**YOUR GOAL:**
Extract each line of the data and write it out again exactly.

**PROVIDED DATA:**
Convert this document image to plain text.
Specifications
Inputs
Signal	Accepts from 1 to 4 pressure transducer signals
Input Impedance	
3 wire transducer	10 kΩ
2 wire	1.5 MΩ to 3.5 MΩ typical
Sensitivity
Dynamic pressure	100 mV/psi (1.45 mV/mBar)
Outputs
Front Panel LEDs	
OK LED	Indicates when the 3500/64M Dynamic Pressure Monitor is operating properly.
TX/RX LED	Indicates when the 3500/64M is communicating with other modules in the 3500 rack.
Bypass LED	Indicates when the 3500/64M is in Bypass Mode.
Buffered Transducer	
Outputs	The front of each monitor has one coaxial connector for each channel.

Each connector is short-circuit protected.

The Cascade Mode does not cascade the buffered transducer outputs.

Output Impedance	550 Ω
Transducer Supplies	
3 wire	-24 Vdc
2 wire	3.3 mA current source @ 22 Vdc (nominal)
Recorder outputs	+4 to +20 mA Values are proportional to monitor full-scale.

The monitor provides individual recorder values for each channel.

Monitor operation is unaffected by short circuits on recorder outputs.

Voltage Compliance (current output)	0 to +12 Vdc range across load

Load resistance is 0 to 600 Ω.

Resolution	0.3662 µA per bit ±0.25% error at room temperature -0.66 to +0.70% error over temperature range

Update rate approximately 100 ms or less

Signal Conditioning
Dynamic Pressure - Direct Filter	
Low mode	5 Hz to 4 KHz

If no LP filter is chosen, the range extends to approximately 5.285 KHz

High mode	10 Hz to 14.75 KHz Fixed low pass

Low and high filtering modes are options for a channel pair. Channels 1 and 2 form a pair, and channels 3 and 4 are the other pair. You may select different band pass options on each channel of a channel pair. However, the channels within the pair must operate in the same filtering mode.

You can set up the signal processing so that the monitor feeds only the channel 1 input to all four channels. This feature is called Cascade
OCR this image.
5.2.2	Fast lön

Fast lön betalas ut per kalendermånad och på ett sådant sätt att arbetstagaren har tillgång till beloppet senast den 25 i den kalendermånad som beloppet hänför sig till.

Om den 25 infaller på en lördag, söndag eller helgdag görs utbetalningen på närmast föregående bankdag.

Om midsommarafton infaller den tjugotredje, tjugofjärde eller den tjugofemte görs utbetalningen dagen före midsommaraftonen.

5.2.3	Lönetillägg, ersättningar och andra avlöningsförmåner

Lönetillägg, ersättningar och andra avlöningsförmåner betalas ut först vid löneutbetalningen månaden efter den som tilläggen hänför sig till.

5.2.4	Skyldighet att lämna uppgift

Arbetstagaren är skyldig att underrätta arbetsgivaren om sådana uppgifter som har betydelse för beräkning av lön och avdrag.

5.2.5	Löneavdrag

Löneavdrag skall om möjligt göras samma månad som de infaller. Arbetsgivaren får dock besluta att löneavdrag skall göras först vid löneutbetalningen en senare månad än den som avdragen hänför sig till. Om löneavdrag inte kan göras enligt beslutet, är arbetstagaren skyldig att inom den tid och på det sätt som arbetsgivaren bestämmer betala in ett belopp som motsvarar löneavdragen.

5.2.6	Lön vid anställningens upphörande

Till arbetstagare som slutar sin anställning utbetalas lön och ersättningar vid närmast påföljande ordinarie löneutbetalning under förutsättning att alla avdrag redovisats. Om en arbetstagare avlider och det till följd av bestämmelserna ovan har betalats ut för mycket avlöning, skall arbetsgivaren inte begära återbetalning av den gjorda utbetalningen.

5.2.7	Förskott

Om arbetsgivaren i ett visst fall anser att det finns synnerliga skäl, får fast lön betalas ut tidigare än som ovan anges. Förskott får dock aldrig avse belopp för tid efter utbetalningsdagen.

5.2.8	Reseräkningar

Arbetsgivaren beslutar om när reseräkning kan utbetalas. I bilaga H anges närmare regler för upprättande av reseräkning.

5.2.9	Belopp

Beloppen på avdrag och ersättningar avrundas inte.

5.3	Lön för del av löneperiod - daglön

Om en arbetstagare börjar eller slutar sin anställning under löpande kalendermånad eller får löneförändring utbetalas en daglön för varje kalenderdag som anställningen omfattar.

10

**RESPONSE TO THIS TASK:**
Convert this document image to plain text.
Specifications
Inputs
Signal	Accepts from 1 to 4 pressure transducer signals
Input Impedance	
3 wire transducer	10 kΩ
2 wire	1.5 MΩ to 3.5 MΩ typical
Sensitivity
Dynamic pressure	100 mV/psi (1.45 mV/mBar)
Outputs
Front Panel LEDs	
OK LED	Indicates when the 3500/64M Dynamic Pressure Monitor is operating properly.
TX/RX LED	Indicates when the 3500/64M is communicating with other modules in the 3500 rack.
Bypass LED	Indicates when the 3500/64M is in Bypass Mode.
Buffered Transducer	
Outputs	The front of each monitor has one coaxial connector for each channel.

Each connector is short-circuit protected.

The Cascade Mode does not cascade the buffered transducer outputs.

Output Impedance	550 Ω
Transducer Supplies	
3 wire	-24 Vdc
2 wire	3.3 mA current source @ 22 Vdc (nominal)
Recorder outputs	+4 to +20 mA Values are proportional to monitor full-scale.

The monitor provides individual recorder values for each channel.

Monitor operation is unaffected by short circuits on recorder outputs.

Voltage Compliance (current output)	0 to +12 Vdc range across load

Load resistance is 0 to 600 Ω.

Resolution	0.3662 µA per bit ±0.25% error at room temperature -0.66 to +0.70% error over temperature range

Update rate approximately 100 ms or less

Signal Conditioning
Dynamic Pressure - Direct Filter	
Low mode	5 Hz to 4 KHz

If no LP filter is chosen, the range extends to approximately 5.285 KHz

High mode	10 Hz to 14.75 KHz Fixed low pass

Low and high filtering modes are options for a channel pair. Channels 1 and 2 form a pair, and channels 3 and 4 are the other pair. You may select different band pass options on each channel of a channel pair. However, the channels within the pair must operate in the same filtering mode.

You can set up the signal processing so that the monitor feeds only the channel 1 input to all four channels. This feature is called Cascade
OCR this image.
5.2.2	Fast lön

Fast lön betalas ut per kalendermånad och på ett sådant sätt att arbetstagaren har tillgång till beloppet senast den 25 i den kalendermånad som beloppet hänför sig till.

Om den 25 infaller på en lördag, söndag eller helgdag görs utbetalningen på närmast föregående bankdag.

Om midsommarafton infaller den tjugotredje, tjugofjärde eller den tjugofemte görs utbetalningen dagen före midsommaraftonen.

5.2.3	Lönetillägg, ersättningar och andra avlöningsförmåner

Lönetillägg, ersättningar och andra avlöningsförmåner betalas ut först vid löneutbetalningen månaden efter den som tilläggen hänför sig till.

5.2.4	Skyldighet att lämna uppgift

Arbetstagaren är skyldig att underrätta arbetsgivaren om sådana uppgifter som har betydelse för beräkning av lön och avdrag.

5.2.5	Löneavdrag

Löneavdrag skall om möjligt göras samma månad som de infaller. Arbetsgivaren får dock besluta att löneavdrag skall göras först vid löneutbetalningen en senare månad än den som avdragen hänför sig till. Om löneavdrag inte kan göras enligt beslutet, är arbetstagaren skyldig att inom den tid och på det sätt som arbetsgivaren bestämmer betala in ett belopp som motsvarar löneavdragen.

5.2.6	Lön vid anställningens upphörande

Till arbetstagare som slutar sin anställning utbetalas lön och ersättningar vid närmast påföljande ordinarie löneutbetalning under förutsättning att alla avdrag redovisats. Om en arbetstagare avlider och det till följd av bestämmelserna ovan har betalats ut för mycket avlöning, skall arbetsgivaren inte begära återbetalning av den gjorda utbetalningen.

5.2.7	Förskott

Om arbetsgivaren i ett visst fall anser att det finns synnerliga skäl, får fast lön betalas ut tidigare än som ovan anges. Förskott får dock aldrig avse belopp för tid efter utbetalningsdagen.

5.2.8	Reseräkningar

Arbetsgivaren beslutar om när reseräkning kan utbetalas. I bilaga H anges närmare regler för upprättande av reseräkning.

5.2.9	Belopp

Beloppen på avdrag och ersättningar avrundas inte.

5.3	Lön för del av löneperiod - daglön

Om en arbetstagare börjar eller slutar sin anställning under löpande kalendermånad eller får löneförändring utbetalas en daglön för varje kalenderdag som anställningen omfattar.

10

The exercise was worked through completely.